§ **EXTRACTED DATA**
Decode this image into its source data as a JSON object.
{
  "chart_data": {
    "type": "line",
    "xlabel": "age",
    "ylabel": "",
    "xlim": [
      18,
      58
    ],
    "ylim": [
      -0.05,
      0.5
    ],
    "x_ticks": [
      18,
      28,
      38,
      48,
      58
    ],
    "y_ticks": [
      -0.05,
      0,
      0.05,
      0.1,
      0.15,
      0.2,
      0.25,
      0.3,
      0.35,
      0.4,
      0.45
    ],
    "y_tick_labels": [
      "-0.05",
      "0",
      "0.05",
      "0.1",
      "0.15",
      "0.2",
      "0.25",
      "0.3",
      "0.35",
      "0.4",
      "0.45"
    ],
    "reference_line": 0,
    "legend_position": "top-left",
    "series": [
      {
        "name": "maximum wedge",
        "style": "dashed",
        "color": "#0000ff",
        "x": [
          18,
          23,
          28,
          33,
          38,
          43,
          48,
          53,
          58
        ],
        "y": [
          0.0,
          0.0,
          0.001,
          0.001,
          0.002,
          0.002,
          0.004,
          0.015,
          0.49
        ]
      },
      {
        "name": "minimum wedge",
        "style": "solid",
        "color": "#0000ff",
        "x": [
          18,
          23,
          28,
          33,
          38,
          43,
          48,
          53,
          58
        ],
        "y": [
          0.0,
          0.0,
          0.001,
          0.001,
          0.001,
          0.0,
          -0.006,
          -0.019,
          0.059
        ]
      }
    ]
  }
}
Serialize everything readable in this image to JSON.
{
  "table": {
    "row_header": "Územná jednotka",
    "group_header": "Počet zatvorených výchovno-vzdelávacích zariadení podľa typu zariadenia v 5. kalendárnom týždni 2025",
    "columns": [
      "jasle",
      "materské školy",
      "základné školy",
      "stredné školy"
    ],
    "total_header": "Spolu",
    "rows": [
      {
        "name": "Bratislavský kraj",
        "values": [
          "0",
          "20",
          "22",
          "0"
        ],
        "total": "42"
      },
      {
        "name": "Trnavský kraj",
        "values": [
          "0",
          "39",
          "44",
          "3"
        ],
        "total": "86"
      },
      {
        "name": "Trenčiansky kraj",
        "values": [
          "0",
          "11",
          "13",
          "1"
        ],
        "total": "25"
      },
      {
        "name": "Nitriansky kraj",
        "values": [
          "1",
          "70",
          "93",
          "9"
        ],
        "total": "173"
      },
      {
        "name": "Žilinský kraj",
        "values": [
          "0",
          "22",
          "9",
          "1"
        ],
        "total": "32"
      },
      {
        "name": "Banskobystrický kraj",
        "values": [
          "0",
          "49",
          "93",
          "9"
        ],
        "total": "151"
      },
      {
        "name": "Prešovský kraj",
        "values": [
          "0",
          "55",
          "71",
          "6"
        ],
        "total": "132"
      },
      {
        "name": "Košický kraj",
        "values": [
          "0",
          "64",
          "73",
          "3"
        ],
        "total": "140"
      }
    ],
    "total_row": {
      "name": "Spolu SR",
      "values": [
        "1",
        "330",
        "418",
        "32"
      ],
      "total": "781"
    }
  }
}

§ **SET PROBLEM**
Reproduce the records above exactly.

§ **TASK RESULT**
Decode this image into its source data as a JSON object.
{
  "chart_data": {
    "type": "line",
    "xlabel": "age",
    "ylabel": "",
    "xlim": [
      18,
      58
    ],
    "ylim": [
      -0.05,
      0.5
    ],
    "x_ticks": [
      18,
      28,
      38,
      48,
      58
    ],
    "y_ticks": [
      -0.05,
      0,
      0.05,
      0.1,
      0.15,
      0.2,
      0.25,
      0.3,
      0.35,
      0.4,
      0.45
    ],
    "y_tick_labels": [
      "-0.05",
      "0",
      "0.05",
      "0.1",
      "0.15",
      "0.2",
      "0.25",
      "0.3",
      "0.35",
      "0.4",
      "0.45"
    ],
    "reference_line": 0,
    "legend_position": "top-left",
    "series": [
      {
        "name": "maximum wedge",
        "style": "dashed",
        "color": "#0000ff",
        "x": [
          18,
          23,
          28,
          33,
          38,
          43,
          48,
          53,
          58
        ],
        "y": [
          0.0,
          0.0,
          0.001,
          0.001,
          0.002,
          0.002,
          0.004,
          0.015,
          0.49
        ]
      },
      {
        "name": "minimum wedge",
        "style": "solid",
        "color": "#0000ff",
        "x": [
          18,
          23,
          28,
          33,
          38,
          43,
          48,
          53,
          58
        ],
        "y": [
          0.0,
          0.0,
          0.001,
          0.001,
          0.001,
          0.0,
          -0.006,
          -0.019,
          0.059
        ]
      }
    ]
  }
}
Serialize everything readable in this image to JSON.
{
  "table": {
    "row_header": "Územná jednotka",
    "group_header": "Počet zatvorených výchovno-vzdelávacích zariadení podľa typu zariadenia v 5. kalendárnom týždni 2025",
    "columns": [
      "jasle",
      "materské školy",
      "základné školy",
      "stredné školy"
    ],
    "total_header": "Spolu",
    "rows": [
      {
        "name": "Bratislavský kraj",
        "values": [
          "0",
          "20",
          "22",
          "0"
        ],
        "total": "42"
      },
      {
        "name": "Trnavský kraj",
        "values": [
          "0",
          "39",
          "44",
          "3"
        ],
        "total": "86"
      },
      {
        "name": "Trenčiansky kraj",
        "values": [
          "0",
          "11",
          "13",
          "1"
        ],
        "total": "25"
      },
      {
        "name": "Nitriansky kraj",
        "values": [
          "1",
          "70",
          "93",
          "9"
        ],
        "total": "173"
      },
      {
        "name": "Žilinský kraj",
        "values": [
          "0",
          "22",
          "9",
          "1"
        ],
        "total": "32"
      },
      {
        "name": "Banskobystrický kraj",
        "values": [
          "0",
          "49",
          "93",
          "9"
        ],
        "total": "151"
      },
      {
        "name": "Prešovský kraj",
        "values": [
          "0",
          "55",
          "71",
          "6"
        ],
        "total": "132"
      },
      {
        "name": "Košický kraj",
        "values": [
          "0",
          "64",
          "73",
          "3"
        ],
        "total": "140"
      }
    ],
    "total_row": {
      "name": "Spolu SR",
      "values": [
        "1",
        "330",
        "418",
        "32"
      ],
      "total": "781"
    }
  }
}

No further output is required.